What you are asked to do: Gather the lines from the material that contain "Daily".

========

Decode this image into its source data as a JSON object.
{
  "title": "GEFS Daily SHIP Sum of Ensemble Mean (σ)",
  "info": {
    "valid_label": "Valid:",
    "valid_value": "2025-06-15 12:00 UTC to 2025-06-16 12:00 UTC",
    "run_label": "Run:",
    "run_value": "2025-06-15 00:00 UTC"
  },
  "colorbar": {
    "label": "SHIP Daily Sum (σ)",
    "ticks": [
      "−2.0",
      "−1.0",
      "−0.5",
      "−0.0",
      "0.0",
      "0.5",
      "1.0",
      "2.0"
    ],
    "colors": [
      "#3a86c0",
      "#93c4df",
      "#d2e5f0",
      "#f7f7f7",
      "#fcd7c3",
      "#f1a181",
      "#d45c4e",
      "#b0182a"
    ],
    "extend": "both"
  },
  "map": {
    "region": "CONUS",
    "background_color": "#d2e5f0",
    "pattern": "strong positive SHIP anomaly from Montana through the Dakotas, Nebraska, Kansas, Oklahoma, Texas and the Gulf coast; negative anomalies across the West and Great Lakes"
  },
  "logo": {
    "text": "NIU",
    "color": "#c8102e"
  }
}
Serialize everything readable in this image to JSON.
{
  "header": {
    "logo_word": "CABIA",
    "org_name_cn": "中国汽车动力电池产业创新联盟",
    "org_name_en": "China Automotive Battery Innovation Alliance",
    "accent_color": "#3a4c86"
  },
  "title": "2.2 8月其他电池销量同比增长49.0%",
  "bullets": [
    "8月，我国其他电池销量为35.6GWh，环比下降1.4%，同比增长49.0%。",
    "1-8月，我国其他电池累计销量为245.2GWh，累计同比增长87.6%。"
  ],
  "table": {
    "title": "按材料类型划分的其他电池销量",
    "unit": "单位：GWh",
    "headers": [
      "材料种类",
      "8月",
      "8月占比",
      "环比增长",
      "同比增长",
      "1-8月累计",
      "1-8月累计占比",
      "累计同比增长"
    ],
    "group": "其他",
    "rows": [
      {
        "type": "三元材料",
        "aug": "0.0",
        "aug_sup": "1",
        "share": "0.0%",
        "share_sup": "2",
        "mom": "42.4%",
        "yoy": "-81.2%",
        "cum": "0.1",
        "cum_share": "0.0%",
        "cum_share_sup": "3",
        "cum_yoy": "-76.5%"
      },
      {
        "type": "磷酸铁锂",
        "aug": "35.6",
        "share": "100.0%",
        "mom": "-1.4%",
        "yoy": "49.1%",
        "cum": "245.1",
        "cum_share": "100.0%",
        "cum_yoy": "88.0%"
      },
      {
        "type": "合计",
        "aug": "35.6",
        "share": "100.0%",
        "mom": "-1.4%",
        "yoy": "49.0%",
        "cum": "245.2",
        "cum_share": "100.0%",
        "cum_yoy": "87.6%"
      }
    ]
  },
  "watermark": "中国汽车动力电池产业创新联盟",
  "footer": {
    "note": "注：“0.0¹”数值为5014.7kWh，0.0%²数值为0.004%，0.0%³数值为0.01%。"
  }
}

========

Solution to the problem:
  "title": "GEFS Daily SHIP Sum of Ensemble Mean (σ)",
    "label": "SHIP Daily Sum (σ)",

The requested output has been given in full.